PROBLEM: Each of the entries should be retyped precisely as it appears.

DATA FOR PROCESSING:
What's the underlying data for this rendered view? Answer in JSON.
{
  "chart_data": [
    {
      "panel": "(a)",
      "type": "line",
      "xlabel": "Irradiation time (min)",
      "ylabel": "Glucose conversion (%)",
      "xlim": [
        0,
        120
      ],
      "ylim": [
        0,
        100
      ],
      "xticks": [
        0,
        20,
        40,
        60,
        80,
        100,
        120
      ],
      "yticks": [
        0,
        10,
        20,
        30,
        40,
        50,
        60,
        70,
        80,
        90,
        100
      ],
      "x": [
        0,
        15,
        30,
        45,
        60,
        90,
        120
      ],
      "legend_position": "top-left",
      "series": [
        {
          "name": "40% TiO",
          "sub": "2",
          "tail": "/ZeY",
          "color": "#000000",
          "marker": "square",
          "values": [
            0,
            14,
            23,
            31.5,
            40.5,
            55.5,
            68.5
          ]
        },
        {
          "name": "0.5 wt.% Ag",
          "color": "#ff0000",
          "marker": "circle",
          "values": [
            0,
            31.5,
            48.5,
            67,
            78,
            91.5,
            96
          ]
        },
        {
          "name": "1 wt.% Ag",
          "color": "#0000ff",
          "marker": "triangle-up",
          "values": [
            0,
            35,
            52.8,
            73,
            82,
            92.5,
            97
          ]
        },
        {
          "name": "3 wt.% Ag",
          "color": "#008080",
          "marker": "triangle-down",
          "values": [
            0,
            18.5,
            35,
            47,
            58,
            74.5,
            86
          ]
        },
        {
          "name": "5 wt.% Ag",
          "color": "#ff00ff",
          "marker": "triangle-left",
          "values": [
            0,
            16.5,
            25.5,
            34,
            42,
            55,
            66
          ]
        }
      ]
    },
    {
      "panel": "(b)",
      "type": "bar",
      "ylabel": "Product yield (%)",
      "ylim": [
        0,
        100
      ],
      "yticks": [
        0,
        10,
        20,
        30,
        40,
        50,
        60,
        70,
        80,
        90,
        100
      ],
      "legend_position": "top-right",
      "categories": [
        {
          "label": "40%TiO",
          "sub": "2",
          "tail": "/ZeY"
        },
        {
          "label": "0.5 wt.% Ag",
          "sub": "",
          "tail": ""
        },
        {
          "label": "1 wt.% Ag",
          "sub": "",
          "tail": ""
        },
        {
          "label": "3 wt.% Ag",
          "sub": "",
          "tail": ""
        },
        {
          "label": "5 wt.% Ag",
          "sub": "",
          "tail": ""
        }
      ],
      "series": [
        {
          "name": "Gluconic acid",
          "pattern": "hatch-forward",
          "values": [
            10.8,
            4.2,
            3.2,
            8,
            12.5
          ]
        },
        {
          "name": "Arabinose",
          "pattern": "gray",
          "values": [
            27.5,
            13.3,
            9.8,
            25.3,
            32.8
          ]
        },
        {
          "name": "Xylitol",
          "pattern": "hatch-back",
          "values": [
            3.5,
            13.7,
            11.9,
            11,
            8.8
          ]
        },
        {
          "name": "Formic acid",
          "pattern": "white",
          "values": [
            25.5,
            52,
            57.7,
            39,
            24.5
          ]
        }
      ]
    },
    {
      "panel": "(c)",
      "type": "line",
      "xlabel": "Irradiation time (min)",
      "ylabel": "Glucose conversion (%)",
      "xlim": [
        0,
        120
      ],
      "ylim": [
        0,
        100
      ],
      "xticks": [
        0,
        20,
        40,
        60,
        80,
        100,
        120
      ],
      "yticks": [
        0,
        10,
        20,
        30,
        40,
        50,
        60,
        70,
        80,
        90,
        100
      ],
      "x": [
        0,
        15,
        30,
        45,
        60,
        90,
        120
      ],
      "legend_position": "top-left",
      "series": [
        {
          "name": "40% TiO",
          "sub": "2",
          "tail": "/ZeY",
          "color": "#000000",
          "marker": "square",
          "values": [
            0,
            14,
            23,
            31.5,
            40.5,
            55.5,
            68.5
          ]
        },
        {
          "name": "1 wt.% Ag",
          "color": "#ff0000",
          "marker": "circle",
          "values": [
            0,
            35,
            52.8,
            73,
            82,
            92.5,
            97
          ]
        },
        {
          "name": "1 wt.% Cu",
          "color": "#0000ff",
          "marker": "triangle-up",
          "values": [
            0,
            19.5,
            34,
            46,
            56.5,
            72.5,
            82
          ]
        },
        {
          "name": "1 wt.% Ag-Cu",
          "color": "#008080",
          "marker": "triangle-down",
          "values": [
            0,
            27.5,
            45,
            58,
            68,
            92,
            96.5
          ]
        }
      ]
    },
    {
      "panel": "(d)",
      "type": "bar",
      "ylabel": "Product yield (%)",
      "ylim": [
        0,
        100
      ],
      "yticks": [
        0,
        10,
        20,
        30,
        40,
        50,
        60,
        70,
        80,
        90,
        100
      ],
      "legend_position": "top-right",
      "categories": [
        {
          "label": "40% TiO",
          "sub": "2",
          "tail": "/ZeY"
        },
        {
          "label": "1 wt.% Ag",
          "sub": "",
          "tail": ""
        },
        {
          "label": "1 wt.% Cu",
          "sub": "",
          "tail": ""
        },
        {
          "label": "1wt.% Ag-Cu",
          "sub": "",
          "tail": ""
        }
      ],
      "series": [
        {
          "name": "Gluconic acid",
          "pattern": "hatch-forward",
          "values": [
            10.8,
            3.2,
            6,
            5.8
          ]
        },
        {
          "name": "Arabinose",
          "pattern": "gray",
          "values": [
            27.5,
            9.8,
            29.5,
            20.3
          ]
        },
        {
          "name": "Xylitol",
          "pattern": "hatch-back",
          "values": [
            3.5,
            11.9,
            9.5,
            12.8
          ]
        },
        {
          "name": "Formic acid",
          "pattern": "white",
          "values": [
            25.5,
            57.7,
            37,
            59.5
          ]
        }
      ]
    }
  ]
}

WRITTEN RESPONSE:
What's the underlying data for this rendered view? Answer in JSON.
{
  "chart_data": [
    {
      "panel": "(a)",
      "type": "line",
      "xlabel": "Irradiation time (min)",
      "ylabel": "Glucose conversion (%)",
      "xlim": [
        0,
        120
      ],
      "ylim": [
        0,
        100
      ],
      "xticks": [
        0,
        20,
        40,
        60,
        80,
        100,
        120
      ],
      "yticks": [
        0,
        10,
        20,
        30,
        40,
        50,
        60,
        70,
        80,
        90,
        100
      ],
      "x": [
        0,
        15,
        30,
        45,
        60,
        90,
        120
      ],
      "legend_position": "top-left",
      "series": [
        {
          "name": "40% TiO",
          "sub": "2",
          "tail": "/ZeY",
          "color": "#000000",
          "marker": "square",
          "values": [
            0,
            14,
            23,
            31.5,
            40.5,
            55.5,
            68.5
          ]
        },
        {
          "name": "0.5 wt.% Ag",
          "color": "#ff0000",
          "marker": "circle",
          "values": [
            0,
            31.5,
            48.5,
            67,
            78,
            91.5,
            96
          ]
        },
        {
          "name": "1 wt.% Ag",
          "color": "#0000ff",
          "marker": "triangle-up",
          "values": [
            0,
            35,
            52.8,
            73,
            82,
            92.5,
            97
          ]
        },
        {
          "name": "3 wt.% Ag",
          "color": "#008080",
          "marker": "triangle-down",
          "values": [
            0,
            18.5,
            35,
            47,
            58,
            74.5,
            86
          ]
        },
        {
          "name": "5 wt.% Ag",
          "color": "#ff00ff",
          "marker": "triangle-left",
          "values": [
            0,
            16.5,
            25.5,
            34,
            42,
            55,
            66
          ]
        }
      ]
    },
    {
      "panel": "(b)",
      "type": "bar",
      "ylabel": "Product yield (%)",
      "ylim": [
        0,
        100
      ],
      "yticks": [
        0,
        10,
        20,
        30,
        40,
        50,
        60,
        70,
        80,
        90,
        100
      ],
      "legend_position": "top-right",
      "categories": [
        {
          "label": "40%TiO",
          "sub": "2",
          "tail": "/ZeY"
        },
        {
          "label": "0.5 wt.% Ag",
          "sub": "",
          "tail": ""
        },
        {
          "label": "1 wt.% Ag",
          "sub": "",
          "tail": ""
        },
        {
          "label": "3 wt.% Ag",
          "sub": "",
          "tail": ""
        },
        {
          "label": "5 wt.% Ag",
          "sub": "",
          "tail": ""
        }
      ],
      "series": [
        {
          "name": "Gluconic acid",
          "pattern": "hatch-forward",
          "values": [
            10.8,
            4.2,
            3.2,
            8,
            12.5
          ]
        },
        {
          "name": "Arabinose",
          "pattern": "gray",
          "values": [
            27.5,
            13.3,
            9.8,
            25.3,
            32.8
          ]
        },
        {
          "name": "Xylitol",
          "pattern": "hatch-back",
          "values": [
            3.5,
            13.7,
            11.9,
            11,
            8.8
          ]
        },
        {
          "name": "Formic acid",
          "pattern": "white",
          "values": [
            25.5,
            52,
            57.7,
            39,
            24.5
          ]
        }
      ]
    },
    {
      "panel": "(c)",
      "type": "line",
      "xlabel": "Irradiation time (min)",
      "ylabel": "Glucose conversion (%)",
      "xlim": [
        0,
        120
      ],
      "ylim": [
        0,
        100
      ],
      "xticks": [
        0,
        20,
        40,
        60,
        80,
        100,
        120
      ],
      "yticks": [
        0,
        10,
        20,
        30,
        40,
        50,
        60,
        70,
        80,
        90,
        100
      ],
      "x": [
        0,
        15,
        30,
        45,
        60,
        90,
        120
      ],
      "legend_position": "top-left",
      "series": [
        {
          "name": "40% TiO",
          "sub": "2",
          "tail": "/ZeY",
          "color": "#000000",
          "marker": "square",
          "values": [
            0,
            14,
            23,
            31.5,
            40.5,
            55.5,
            68.5
          ]
        },
        {
          "name": "1 wt.% Ag",
          "color": "#ff0000",
          "marker": "circle",
          "values": [
            0,
            35,
            52.8,
            73,
            82,
            92.5,
            97
          ]
        },
        {
          "name": "1 wt.% Cu",
          "color": "#0000ff",
          "marker": "triangle-up",
          "values": [
            0,
            19.5,
            34,
            46,
            56.5,
            72.5,
            82
          ]
        },
        {
          "name": "1 wt.% Ag-Cu",
          "color": "#008080",
          "marker": "triangle-down",
          "values": [
            0,
            27.5,
            45,
            58,
            68,
            92,
            96.5
          ]
        }
      ]
    },
    {
      "panel": "(d)",
      "type": "bar",
      "ylabel": "Product yield (%)",
      "ylim": [
        0,
        100
      ],
      "yticks": [
        0,
        10,
        20,
        30,
        40,
        50,
        60,
        70,
        80,
        90,
        100
      ],
      "legend_position": "top-right",
      "categories": [
        {
          "label": "40% TiO",
          "sub": "2",
          "tail": "/ZeY"
        },
        {
          "label": "1 wt.% Ag",
          "sub": "",
          "tail": ""
        },
        {
          "label": "1 wt.% Cu",
          "sub": "",
          "tail": ""
        },
        {
          "label": "1wt.% Ag-Cu",
          "sub": "",
          "tail": ""
        }
      ],
      "series": [
        {
          "name": "Gluconic acid",
          "pattern": "hatch-forward",
          "values": [
            10.8,
            3.2,
            6,
            5.8
          ]
        },
        {
          "name": "Arabinose",
          "pattern": "gray",
          "values": [
            27.5,
            9.8,
            29.5,
            20.3
          ]
        },
        {
          "name": "Xylitol",
          "pattern": "hatch-back",
          "values": [
            3.5,
            11.9,
            9.5,
            12.8
          ]
        },
        {
          "name": "Formic acid",
          "pattern": "white",
          "values": [
            25.5,
            57.7,
            37,
            59.5
          ]
        }
      ]
    }
  ]
}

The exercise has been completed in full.